▶ _Problem requirements_
Gather and copy each line of the data below that contains the string "dropdown".

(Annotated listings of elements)
# # # # # # #

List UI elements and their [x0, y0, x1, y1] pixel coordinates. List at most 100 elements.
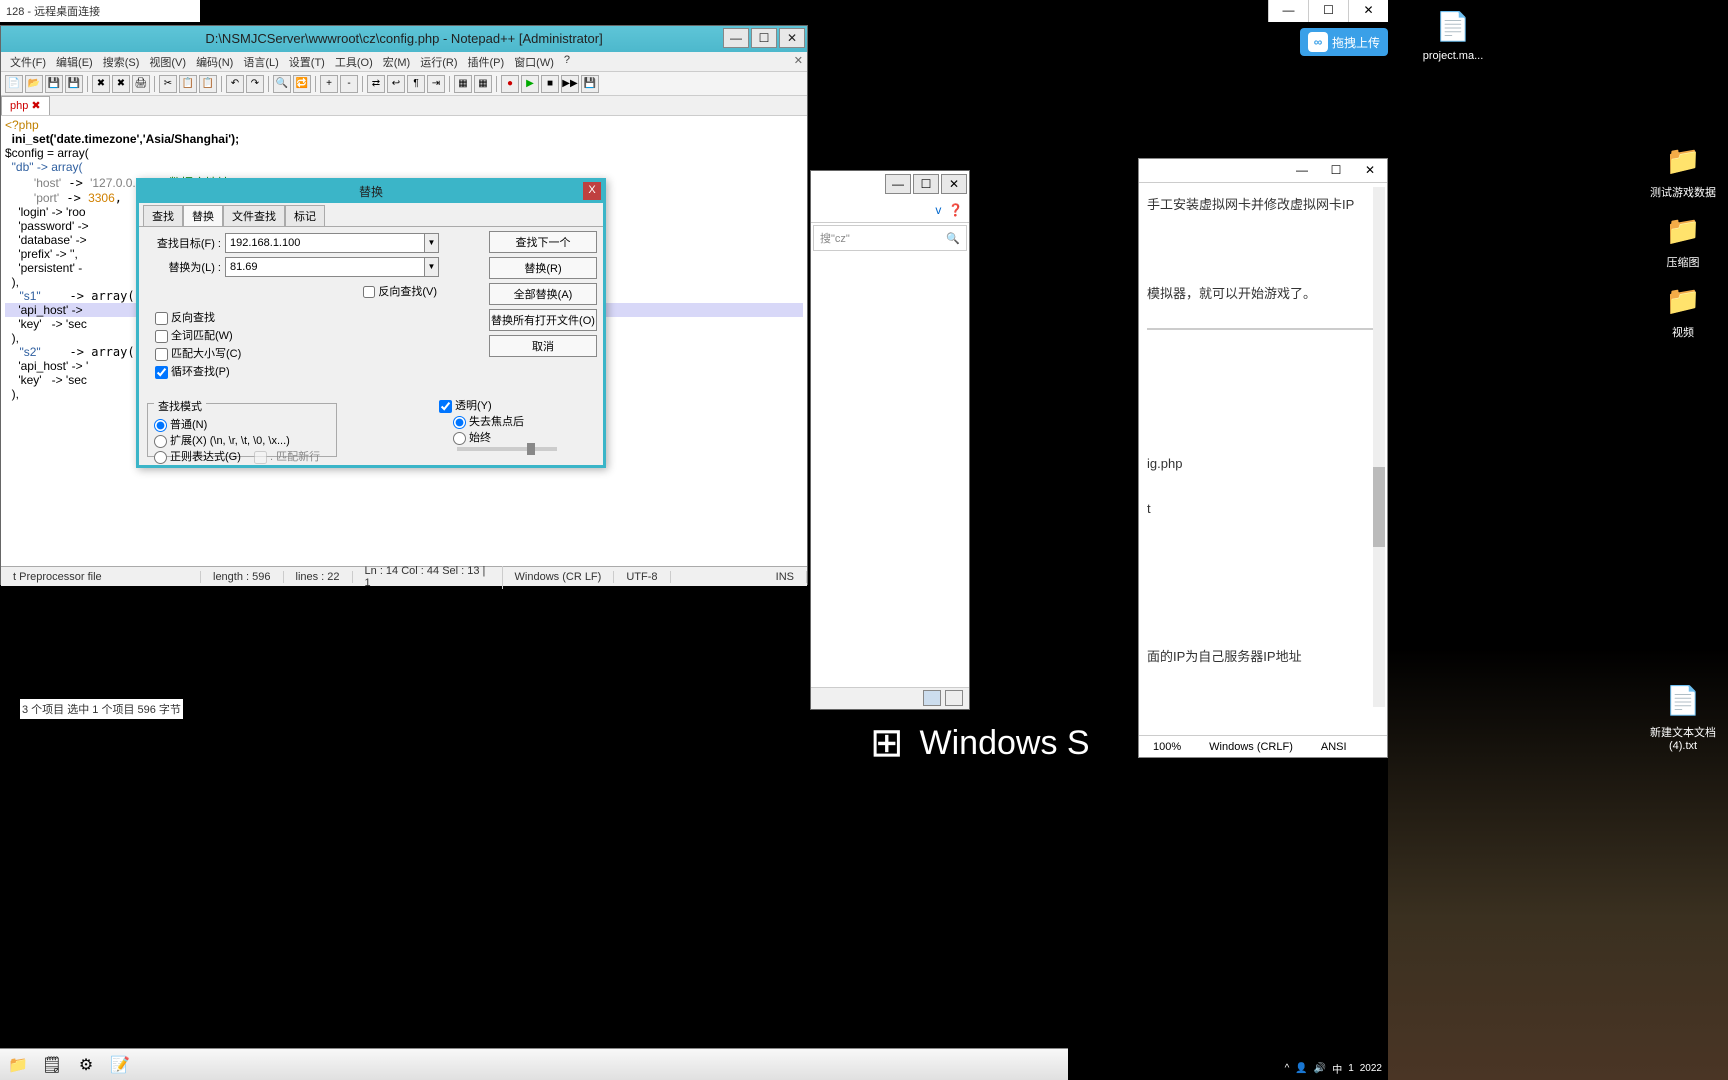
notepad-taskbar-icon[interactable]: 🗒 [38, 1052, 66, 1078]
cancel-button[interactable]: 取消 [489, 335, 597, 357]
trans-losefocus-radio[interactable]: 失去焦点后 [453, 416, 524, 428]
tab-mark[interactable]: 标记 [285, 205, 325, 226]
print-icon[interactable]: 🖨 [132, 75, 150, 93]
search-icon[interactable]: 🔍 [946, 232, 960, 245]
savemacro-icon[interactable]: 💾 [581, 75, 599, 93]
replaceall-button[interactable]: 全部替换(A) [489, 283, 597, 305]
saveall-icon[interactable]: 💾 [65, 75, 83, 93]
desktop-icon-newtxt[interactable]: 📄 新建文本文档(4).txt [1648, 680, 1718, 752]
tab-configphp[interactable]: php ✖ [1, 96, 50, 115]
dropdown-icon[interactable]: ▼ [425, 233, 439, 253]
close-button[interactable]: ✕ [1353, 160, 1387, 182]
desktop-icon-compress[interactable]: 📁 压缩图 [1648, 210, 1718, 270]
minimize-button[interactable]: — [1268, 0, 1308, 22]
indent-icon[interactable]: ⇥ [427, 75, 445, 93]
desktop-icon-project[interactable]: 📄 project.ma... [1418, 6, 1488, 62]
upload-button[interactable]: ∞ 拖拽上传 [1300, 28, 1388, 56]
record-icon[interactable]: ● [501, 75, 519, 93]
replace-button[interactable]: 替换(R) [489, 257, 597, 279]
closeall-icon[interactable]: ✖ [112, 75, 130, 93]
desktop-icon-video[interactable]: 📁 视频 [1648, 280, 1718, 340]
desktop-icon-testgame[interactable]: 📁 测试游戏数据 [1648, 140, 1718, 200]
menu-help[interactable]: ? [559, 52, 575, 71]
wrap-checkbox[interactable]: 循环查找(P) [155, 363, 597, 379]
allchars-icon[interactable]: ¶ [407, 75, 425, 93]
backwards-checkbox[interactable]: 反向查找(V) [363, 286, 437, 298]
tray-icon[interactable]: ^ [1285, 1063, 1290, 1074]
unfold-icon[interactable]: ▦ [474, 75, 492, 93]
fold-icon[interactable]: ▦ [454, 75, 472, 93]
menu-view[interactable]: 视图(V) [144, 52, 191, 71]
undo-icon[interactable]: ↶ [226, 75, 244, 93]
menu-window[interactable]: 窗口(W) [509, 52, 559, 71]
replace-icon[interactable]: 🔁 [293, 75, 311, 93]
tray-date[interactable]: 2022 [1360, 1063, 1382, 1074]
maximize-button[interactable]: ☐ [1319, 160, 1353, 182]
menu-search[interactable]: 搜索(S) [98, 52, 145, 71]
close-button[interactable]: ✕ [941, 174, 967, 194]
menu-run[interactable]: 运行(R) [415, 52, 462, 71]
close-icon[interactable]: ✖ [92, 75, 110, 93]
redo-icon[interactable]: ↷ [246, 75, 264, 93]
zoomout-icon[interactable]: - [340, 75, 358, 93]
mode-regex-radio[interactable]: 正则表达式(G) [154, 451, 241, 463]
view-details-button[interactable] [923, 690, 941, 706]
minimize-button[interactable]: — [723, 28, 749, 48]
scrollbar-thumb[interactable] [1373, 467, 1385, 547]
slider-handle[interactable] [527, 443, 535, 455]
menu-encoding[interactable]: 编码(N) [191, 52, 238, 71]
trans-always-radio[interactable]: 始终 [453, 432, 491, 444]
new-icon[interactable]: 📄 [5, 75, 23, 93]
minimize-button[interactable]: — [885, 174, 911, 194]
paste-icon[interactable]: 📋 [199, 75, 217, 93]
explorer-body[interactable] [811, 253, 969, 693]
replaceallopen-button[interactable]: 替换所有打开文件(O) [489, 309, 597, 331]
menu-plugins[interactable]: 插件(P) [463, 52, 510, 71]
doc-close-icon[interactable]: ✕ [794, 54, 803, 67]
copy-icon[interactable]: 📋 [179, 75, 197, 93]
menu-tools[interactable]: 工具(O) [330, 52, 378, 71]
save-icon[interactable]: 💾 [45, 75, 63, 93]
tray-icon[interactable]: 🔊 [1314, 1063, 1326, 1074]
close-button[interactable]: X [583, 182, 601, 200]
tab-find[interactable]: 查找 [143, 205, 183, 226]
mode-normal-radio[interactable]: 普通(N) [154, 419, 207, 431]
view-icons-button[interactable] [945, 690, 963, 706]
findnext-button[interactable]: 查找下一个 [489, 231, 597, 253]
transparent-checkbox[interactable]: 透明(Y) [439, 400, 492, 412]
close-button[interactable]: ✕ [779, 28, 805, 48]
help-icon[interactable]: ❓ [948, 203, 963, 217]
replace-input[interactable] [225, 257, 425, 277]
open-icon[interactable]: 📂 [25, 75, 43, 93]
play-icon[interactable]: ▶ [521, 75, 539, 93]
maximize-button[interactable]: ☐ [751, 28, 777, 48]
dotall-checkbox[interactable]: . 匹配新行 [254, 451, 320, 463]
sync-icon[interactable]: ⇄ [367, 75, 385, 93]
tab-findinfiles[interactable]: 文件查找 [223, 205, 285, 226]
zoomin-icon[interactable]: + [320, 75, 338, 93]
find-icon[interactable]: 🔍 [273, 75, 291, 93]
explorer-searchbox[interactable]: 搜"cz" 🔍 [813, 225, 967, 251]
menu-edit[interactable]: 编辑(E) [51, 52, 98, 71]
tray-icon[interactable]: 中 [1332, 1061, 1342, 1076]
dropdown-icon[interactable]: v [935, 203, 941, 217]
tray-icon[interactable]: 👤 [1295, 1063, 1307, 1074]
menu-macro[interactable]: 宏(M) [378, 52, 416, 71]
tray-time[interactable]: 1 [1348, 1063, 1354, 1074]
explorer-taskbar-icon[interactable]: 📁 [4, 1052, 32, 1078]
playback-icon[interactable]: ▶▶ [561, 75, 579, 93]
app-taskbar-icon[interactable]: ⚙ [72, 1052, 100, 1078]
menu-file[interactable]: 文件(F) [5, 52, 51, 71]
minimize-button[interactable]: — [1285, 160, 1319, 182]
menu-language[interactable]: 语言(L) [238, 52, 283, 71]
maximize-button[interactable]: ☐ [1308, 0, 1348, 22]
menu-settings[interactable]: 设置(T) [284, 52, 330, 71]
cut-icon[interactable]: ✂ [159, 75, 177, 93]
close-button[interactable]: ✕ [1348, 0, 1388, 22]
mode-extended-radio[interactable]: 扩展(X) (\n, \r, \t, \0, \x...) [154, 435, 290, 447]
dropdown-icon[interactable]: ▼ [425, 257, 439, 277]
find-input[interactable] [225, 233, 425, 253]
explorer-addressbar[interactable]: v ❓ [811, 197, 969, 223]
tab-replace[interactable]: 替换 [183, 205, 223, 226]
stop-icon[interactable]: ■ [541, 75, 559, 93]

# # # # # # #

▶ _Expected output_
dropdown-icon[interactable]: ▼ [425, 233, 439, 253]
dropdown-icon[interactable]: v [935, 203, 941, 217]
dropdown-icon[interactable]: ▼ [425, 257, 439, 277]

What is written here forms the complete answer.